**Instructions for the task:** Retype the listing that follows, exactly as written.

::::::::::

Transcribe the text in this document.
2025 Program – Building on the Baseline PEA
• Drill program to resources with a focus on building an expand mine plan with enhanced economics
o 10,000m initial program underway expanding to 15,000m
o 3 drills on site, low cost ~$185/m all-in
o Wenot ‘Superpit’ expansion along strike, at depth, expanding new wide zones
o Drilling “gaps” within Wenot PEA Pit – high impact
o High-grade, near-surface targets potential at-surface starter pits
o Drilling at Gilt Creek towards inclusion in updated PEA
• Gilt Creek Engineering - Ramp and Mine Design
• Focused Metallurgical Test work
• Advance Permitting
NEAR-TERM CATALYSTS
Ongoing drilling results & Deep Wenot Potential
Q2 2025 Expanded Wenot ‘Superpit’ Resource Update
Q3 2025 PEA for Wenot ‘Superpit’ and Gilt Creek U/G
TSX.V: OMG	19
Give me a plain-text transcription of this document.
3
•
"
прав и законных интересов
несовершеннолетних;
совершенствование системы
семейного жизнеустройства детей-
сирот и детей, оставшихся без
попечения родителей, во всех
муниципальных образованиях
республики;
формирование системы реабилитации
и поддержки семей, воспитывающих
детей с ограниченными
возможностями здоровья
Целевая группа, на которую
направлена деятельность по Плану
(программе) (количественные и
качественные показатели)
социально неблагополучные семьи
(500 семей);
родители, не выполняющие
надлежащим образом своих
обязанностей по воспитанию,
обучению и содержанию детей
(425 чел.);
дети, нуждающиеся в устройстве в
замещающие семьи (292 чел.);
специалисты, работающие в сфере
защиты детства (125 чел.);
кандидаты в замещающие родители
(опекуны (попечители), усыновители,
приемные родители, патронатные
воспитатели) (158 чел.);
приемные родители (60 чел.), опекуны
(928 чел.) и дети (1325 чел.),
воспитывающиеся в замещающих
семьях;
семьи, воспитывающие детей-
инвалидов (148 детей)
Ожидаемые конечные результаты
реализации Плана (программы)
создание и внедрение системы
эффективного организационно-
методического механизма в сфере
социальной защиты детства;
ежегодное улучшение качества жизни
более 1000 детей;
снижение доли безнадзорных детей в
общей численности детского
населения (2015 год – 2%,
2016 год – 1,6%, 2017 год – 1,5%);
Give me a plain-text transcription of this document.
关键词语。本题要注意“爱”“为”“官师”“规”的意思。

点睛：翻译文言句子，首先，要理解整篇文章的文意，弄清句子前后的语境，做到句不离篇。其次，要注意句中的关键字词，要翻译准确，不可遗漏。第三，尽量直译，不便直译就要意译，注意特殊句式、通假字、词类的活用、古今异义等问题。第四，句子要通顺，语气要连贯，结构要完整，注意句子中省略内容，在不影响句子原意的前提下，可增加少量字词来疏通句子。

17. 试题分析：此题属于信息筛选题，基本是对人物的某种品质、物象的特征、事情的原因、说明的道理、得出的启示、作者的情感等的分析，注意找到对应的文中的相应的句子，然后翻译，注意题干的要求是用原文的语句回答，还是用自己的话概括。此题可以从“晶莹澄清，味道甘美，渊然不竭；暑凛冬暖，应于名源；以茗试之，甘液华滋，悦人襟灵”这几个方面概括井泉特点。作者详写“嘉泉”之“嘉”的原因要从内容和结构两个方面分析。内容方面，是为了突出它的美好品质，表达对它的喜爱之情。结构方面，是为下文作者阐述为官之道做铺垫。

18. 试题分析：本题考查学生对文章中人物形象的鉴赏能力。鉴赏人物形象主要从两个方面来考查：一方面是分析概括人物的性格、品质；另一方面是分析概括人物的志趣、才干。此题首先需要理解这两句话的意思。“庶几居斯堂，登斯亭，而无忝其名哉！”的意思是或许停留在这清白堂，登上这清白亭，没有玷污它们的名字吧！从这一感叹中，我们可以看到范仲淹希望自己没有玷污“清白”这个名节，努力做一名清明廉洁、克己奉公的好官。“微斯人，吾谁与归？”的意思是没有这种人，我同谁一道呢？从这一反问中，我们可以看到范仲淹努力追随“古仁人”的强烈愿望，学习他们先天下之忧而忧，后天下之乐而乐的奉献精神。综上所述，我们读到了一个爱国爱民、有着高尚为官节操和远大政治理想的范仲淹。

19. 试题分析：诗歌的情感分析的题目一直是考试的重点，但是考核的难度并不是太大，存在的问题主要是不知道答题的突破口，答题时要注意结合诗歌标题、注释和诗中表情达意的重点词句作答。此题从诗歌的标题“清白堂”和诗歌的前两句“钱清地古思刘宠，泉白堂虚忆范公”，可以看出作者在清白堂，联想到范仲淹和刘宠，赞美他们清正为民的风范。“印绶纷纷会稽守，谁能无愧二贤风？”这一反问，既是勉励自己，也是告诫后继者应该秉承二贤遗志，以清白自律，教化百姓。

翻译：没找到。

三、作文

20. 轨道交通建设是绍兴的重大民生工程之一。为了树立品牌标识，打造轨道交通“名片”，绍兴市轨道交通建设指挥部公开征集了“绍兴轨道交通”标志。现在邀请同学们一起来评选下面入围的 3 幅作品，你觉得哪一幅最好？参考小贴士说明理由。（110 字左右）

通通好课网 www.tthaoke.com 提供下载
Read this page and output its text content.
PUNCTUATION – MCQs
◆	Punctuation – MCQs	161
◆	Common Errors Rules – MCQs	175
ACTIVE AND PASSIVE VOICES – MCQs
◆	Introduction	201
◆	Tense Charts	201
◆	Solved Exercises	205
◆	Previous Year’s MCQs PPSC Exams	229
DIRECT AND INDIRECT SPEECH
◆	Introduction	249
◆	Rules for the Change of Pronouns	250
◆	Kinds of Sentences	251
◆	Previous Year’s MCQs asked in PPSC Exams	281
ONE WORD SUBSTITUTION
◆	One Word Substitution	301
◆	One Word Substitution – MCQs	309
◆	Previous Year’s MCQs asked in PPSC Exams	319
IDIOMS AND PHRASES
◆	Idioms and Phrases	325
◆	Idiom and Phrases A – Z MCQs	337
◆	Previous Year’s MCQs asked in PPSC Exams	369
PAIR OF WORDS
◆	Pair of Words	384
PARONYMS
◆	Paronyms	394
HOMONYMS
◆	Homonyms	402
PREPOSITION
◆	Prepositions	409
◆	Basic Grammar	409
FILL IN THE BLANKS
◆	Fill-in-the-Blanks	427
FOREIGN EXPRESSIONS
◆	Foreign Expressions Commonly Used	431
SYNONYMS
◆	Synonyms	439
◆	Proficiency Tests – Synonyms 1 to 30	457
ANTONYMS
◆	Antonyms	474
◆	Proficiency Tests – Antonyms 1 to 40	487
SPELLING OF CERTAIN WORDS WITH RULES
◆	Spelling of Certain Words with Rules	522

::::::::::

**Final result:**
Transcribe the text in this document.
2025 Program – Building on the Baseline PEA
• Drill program to resources with a focus on building an expand mine plan with enhanced economics
o 10,000m initial program underway expanding to 15,000m
o 3 drills on site, low cost ~$185/m all-in
o Wenot ‘Superpit’ expansion along strike, at depth, expanding new wide zones
o Drilling “gaps” within Wenot PEA Pit – high impact
o High-grade, near-surface targets potential at-surface starter pits
o Drilling at Gilt Creek towards inclusion in updated PEA
• Gilt Creek Engineering - Ramp and Mine Design
• Focused Metallurgical Test work
• Advance Permitting
NEAR-TERM CATALYSTS
Ongoing drilling results & Deep Wenot Potential
Q2 2025 Expanded Wenot ‘Superpit’ Resource Update
Q3 2025 PEA for Wenot ‘Superpit’ and Gilt Creek U/G
TSX.V: OMG	19
Give me a plain-text transcription of this document.
3
•
"
прав и законных интересов
несовершеннолетних;
совершенствование системы
семейного жизнеустройства детей-
сирот и детей, оставшихся без
попечения родителей, во всех
муниципальных образованиях
республики;
формирование системы реабилитации
и поддержки семей, воспитывающих
детей с ограниченными
возможностями здоровья
Целевая группа, на которую
направлена деятельность по Плану
(программе) (количественные и
качественные показатели)
социально неблагополучные семьи
(500 семей);
родители, не выполняющие
надлежащим образом своих
обязанностей по воспитанию,
обучению и содержанию детей
(425 чел.);
дети, нуждающиеся в устройстве в
замещающие семьи (292 чел.);
специалисты, работающие в сфере
защиты детства (125 чел.);
кандидаты в замещающие родители
(опекуны (попечители), усыновители,
приемные родители, патронатные
воспитатели) (158 чел.);
приемные родители (60 чел.), опекуны
(928 чел.) и дети (1325 чел.),
воспитывающиеся в замещающих
семьях;
семьи, воспитывающие детей-
инвалидов (148 детей)
Ожидаемые конечные результаты
реализации Плана (программы)
создание и внедрение системы
эффективного организационно-
методического механизма в сфере
социальной защиты детства;
ежегодное улучшение качества жизни
более 1000 детей;
снижение доли безнадзорных детей в
общей численности детского
населения (2015 год – 2%,
2016 год – 1,6%, 2017 год – 1,5%);
Give me a plain-text transcription of this document.
关键词语。本题要注意“爱”“为”“官师”“规”的意思。

点睛：翻译文言句子，首先，要理解整篇文章的文意，弄清句子前后的语境，做到句不离篇。其次，要注意句中的关键字词，要翻译准确，不可遗漏。第三，尽量直译，不便直译就要意译，注意特殊句式、通假字、词类的活用、古今异义等问题。第四，句子要通顺，语气要连贯，结构要完整，注意句子中省略内容，在不影响句子原意的前提下，可增加少量字词来疏通句子。

17. 试题分析：此题属于信息筛选题，基本是对人物的某种品质、物象的特征、事情的原因、说明的道理、得出的启示、作者的情感等的分析，注意找到对应的文中的相应的句子，然后翻译，注意题干的要求是用原文的语句回答，还是用自己的话概括。此题可以从“晶莹澄清，味道甘美，渊然不竭；暑凛冬暖，应于名源；以茗试之，甘液华滋，悦人襟灵”这几个方面概括井泉特点。作者详写“嘉泉”之“嘉”的原因要从内容和结构两个方面分析。内容方面，是为了突出它的美好品质，表达对它的喜爱之情。结构方面，是为下文作者阐述为官之道做铺垫。

18. 试题分析：本题考查学生对文章中人物形象的鉴赏能力。鉴赏人物形象主要从两个方面来考查：一方面是分析概括人物的性格、品质；另一方面是分析概括人物的志趣、才干。此题首先需要理解这两句话的意思。“庶几居斯堂，登斯亭，而无忝其名哉！”的意思是或许停留在这清白堂，登上这清白亭，没有玷污它们的名字吧！从这一感叹中，我们可以看到范仲淹希望自己没有玷污“清白”这个名节，努力做一名清明廉洁、克己奉公的好官。“微斯人，吾谁与归？”的意思是没有这种人，我同谁一道呢？从这一反问中，我们可以看到范仲淹努力追随“古仁人”的强烈愿望，学习他们先天下之忧而忧，后天下之乐而乐的奉献精神。综上所述，我们读到了一个爱国爱民、有着高尚为官节操和远大政治理想的范仲淹。

19. 试题分析：诗歌的情感分析的题目一直是考试的重点，但是考核的难度并不是太大，存在的问题主要是不知道答题的突破口，答题时要注意结合诗歌标题、注释和诗中表情达意的重点词句作答。此题从诗歌的标题“清白堂”和诗歌的前两句“钱清地古思刘宠，泉白堂虚忆范公”，可以看出作者在清白堂，联想到范仲淹和刘宠，赞美他们清正为民的风范。“印绶纷纷会稽守，谁能无愧二贤风？”这一反问，既是勉励自己，也是告诫后继者应该秉承二贤遗志，以清白自律，教化百姓。

翻译：没找到。

三、作文

20. 轨道交通建设是绍兴的重大民生工程之一。为了树立品牌标识，打造轨道交通“名片”，绍兴市轨道交通建设指挥部公开征集了“绍兴轨道交通”标志。现在邀请同学们一起来评选下面入围的 3 幅作品，你觉得哪一幅最好？参考小贴士说明理由。（110 字左右）

通通好课网 www.tthaoke.com 提供下载
Read this page and output its text content.
PUNCTUATION – MCQs
◆	Punctuation – MCQs	161
◆	Common Errors Rules – MCQs	175
ACTIVE AND PASSIVE VOICES – MCQs
◆	Introduction	201
◆	Tense Charts	201
◆	Solved Exercises	205
◆	Previous Year’s MCQs PPSC Exams	229
DIRECT AND INDIRECT SPEECH
◆	Introduction	249
◆	Rules for the Change of Pronouns	250
◆	Kinds of Sentences	251
◆	Previous Year’s MCQs asked in PPSC Exams	281
ONE WORD SUBSTITUTION
◆	One Word Substitution	301
◆	One Word Substitution – MCQs	309
◆	Previous Year’s MCQs asked in PPSC Exams	319
IDIOMS AND PHRASES
◆	Idioms and Phrases	325
◆	Idiom and Phrases A – Z MCQs	337
◆	Previous Year’s MCQs asked in PPSC Exams	369
PAIR OF WORDS
◆	Pair of Words	384
PARONYMS
◆	Paronyms	394
HOMONYMS
◆	Homonyms	402
PREPOSITION
◆	Prepositions	409
◆	Basic Grammar	409
FILL IN THE BLANKS
◆	Fill-in-the-Blanks	427
FOREIGN EXPRESSIONS
◆	Foreign Expressions Commonly Used	431
SYNONYMS
◆	Synonyms	439
◆	Proficiency Tests – Synonyms 1 to 30	457
ANTONYMS
◆	Antonyms	474
◆	Proficiency Tests – Antonyms 1 to 40	487
SPELLING OF CERTAIN WORDS WITH RULES
◆	Spelling of Certain Words with Rules	522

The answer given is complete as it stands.